* Short exercise
In the first block of entries, copy out word for word the stretch of lines from the one containing "column-header-hispanic: Hispanic <box>215" through the one containing "table-row: Paraprofessionals 29.7%".

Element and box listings
— BEGIN —

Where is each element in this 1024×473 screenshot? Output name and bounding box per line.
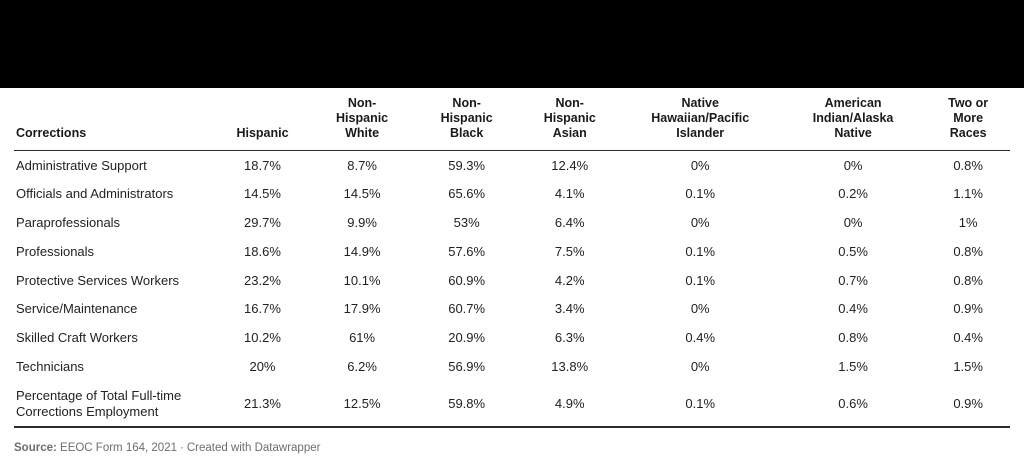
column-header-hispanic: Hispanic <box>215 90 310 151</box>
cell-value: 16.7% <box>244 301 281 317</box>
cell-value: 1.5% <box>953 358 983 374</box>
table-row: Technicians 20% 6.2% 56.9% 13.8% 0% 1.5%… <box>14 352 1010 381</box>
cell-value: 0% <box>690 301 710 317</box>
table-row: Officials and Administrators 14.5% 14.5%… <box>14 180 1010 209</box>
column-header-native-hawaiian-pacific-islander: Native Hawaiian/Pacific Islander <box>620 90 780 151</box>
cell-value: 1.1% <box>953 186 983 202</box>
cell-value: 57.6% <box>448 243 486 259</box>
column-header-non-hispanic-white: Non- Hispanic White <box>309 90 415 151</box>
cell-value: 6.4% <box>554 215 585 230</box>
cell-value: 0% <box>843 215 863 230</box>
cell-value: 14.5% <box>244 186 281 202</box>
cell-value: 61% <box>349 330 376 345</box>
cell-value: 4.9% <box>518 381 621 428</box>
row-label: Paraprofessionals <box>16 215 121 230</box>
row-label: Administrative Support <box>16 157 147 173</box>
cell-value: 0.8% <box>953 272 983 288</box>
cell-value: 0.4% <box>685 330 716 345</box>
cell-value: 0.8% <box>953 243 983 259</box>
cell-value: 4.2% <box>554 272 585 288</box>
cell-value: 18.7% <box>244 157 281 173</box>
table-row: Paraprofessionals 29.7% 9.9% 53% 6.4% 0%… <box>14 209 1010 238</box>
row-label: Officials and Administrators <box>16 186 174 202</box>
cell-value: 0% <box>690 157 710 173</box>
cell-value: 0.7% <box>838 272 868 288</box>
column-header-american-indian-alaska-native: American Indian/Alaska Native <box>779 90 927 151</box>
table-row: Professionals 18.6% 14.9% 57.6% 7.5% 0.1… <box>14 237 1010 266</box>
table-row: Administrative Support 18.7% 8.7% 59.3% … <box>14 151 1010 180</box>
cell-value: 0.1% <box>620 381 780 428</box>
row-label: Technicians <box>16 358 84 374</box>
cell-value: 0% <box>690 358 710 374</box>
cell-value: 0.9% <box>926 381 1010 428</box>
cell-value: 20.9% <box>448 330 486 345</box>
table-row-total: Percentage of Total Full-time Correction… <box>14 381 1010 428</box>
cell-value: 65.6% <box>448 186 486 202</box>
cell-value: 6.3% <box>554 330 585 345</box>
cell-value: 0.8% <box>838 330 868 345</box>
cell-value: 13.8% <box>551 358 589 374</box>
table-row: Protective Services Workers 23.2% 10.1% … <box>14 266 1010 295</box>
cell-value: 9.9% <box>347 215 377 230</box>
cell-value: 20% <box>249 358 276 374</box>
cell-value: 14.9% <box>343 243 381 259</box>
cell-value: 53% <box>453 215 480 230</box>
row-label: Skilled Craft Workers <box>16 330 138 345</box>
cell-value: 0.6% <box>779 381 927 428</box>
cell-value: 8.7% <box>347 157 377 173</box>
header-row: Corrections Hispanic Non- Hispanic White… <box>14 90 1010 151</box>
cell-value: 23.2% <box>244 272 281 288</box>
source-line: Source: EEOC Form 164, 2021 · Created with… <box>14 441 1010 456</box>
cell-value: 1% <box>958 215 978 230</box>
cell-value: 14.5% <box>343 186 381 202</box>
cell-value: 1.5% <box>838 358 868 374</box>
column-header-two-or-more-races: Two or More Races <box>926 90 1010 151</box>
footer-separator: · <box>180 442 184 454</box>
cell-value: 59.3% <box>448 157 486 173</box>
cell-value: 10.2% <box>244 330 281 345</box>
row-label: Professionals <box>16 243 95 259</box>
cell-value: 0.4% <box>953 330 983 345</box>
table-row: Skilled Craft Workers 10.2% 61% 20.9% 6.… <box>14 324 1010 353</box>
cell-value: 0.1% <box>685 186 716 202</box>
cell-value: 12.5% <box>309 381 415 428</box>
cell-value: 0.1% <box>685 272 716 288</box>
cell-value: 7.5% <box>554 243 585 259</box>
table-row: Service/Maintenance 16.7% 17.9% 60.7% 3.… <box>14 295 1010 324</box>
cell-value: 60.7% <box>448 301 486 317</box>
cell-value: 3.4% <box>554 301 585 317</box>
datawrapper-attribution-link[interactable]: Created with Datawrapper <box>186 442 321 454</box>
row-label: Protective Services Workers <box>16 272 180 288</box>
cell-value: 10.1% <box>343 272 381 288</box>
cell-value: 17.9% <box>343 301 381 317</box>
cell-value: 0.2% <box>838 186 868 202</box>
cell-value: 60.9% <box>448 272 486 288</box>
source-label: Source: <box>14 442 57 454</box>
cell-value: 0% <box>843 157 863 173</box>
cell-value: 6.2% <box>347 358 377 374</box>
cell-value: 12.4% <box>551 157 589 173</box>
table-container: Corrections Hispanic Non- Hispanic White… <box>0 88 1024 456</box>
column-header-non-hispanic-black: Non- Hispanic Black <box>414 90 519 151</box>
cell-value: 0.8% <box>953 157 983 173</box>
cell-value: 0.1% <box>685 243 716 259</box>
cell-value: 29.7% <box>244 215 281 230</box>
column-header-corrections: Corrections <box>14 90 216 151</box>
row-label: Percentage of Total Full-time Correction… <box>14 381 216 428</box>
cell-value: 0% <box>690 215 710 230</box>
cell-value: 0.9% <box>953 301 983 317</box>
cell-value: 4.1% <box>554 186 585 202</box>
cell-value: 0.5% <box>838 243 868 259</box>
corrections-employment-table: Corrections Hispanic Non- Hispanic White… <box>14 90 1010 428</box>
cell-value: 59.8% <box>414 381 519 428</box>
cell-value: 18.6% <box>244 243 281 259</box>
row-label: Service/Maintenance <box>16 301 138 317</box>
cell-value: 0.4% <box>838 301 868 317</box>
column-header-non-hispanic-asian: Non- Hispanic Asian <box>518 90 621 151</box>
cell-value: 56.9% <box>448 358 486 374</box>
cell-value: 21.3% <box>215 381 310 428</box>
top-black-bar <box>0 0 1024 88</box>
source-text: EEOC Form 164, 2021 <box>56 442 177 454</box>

— END —
— BEGIN —

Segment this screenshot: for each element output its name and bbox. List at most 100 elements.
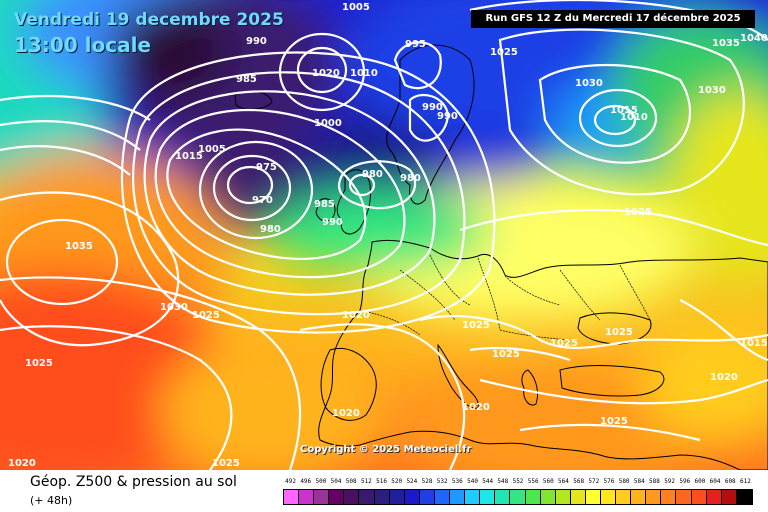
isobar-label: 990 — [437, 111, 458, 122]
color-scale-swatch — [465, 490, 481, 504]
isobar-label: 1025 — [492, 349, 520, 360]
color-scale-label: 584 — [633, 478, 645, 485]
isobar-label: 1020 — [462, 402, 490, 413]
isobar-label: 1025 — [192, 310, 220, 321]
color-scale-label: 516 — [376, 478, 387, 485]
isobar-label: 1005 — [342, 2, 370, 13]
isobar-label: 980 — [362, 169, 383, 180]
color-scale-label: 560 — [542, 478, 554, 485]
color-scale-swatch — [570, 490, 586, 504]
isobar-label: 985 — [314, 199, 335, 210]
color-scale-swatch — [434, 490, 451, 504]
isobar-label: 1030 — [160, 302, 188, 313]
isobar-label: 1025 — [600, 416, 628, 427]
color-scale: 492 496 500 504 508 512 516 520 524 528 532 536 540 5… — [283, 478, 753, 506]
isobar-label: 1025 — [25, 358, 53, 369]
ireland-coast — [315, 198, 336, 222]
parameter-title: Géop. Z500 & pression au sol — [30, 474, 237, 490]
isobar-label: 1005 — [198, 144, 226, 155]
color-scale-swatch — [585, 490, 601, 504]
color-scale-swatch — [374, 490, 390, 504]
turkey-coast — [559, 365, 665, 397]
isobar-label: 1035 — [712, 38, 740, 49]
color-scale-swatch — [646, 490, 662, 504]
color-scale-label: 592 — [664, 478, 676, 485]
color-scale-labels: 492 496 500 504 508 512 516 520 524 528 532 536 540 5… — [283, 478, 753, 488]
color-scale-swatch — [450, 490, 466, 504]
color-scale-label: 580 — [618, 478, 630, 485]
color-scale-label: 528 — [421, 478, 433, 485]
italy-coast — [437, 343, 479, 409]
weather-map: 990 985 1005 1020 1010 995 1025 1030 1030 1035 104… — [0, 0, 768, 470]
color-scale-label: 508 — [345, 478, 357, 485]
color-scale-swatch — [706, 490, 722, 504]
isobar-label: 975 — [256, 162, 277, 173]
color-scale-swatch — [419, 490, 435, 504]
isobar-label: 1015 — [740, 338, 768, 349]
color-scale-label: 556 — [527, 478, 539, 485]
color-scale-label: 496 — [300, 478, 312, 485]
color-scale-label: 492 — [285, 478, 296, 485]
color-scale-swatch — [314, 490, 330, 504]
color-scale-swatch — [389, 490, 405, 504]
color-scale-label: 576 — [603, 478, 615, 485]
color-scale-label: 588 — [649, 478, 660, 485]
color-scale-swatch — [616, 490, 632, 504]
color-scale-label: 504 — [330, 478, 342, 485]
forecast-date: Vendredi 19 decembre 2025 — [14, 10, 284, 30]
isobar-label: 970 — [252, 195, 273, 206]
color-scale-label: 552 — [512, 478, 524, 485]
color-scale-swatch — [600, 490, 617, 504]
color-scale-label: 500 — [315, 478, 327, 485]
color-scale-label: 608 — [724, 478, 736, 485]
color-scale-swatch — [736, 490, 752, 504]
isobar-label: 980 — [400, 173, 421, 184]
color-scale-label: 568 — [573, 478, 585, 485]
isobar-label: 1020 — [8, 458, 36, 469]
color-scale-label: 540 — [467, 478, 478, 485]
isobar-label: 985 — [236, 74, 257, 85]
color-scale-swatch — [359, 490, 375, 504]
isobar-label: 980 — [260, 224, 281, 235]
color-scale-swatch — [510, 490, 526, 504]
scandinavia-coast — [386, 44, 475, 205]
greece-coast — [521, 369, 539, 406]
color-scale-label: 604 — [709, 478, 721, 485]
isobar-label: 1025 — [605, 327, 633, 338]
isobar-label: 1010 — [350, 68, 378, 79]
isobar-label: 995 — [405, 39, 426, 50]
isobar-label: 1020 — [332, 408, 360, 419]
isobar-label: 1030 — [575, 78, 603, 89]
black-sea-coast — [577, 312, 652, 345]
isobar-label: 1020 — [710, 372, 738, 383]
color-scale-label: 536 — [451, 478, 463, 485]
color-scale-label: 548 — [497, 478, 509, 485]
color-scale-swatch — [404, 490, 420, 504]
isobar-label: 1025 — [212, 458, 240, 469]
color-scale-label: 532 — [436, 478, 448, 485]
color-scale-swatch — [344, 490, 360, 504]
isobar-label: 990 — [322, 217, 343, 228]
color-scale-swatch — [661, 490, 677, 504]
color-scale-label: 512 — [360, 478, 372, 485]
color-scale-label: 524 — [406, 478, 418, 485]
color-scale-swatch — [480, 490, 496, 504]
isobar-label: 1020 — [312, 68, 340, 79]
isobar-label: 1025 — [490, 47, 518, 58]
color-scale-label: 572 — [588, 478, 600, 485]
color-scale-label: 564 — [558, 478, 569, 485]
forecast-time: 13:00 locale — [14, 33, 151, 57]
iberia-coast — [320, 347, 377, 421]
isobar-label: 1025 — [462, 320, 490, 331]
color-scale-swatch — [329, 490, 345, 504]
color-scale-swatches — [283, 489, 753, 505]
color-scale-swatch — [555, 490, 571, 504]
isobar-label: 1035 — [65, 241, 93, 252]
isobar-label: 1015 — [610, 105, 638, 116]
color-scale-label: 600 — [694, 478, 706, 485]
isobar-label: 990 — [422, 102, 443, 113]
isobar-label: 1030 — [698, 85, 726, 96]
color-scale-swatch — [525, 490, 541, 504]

— END —

* Problem solution
column-header-hispanic: Hispanic <box>215 90 310 151</box>
cell-value: 16.7% <box>244 301 281 317</box>
cell-value: 1.5% <box>953 358 983 374</box>
table-row: Technicians 20% 6.2% 56.9% 13.8% 0% 1.5%… <box>14 352 1010 381</box>
cell-value: 0% <box>690 301 710 317</box>
table-row: Officials and Administrators 14.5% 14.5%… <box>14 180 1010 209</box>
column-header-native-hawaiian-pacific-islander: Native Hawaiian/Pacific Islander <box>620 90 780 151</box>
cell-value: 1.1% <box>953 186 983 202</box>
cell-value: 57.6% <box>448 243 486 259</box>
column-header-non-hispanic-white: Non- Hispanic White <box>309 90 415 151</box>
cell-value: 6.4% <box>554 215 585 230</box>
cell-value: 0% <box>843 215 863 230</box>
cell-value: 14.5% <box>244 186 281 202</box>
cell-value: 61% <box>349 330 376 345</box>
cell-value: 4.9% <box>518 381 621 428</box>
row-label: Paraprofessionals <box>16 215 121 230</box>
row-label: Administrative Support <box>16 157 147 173</box>
cell-value: 0.8% <box>953 272 983 288</box>
cell-value: 0.4% <box>685 330 716 345</box>
cell-value: 0.8% <box>953 243 983 259</box>
cell-value: 4.2% <box>554 272 585 288</box>
cell-value: 18.7% <box>244 157 281 173</box>
table-row: Paraprofessionals 29.7% 9.9% 53% 6.4% 0%… <box>14 209 1010 238</box>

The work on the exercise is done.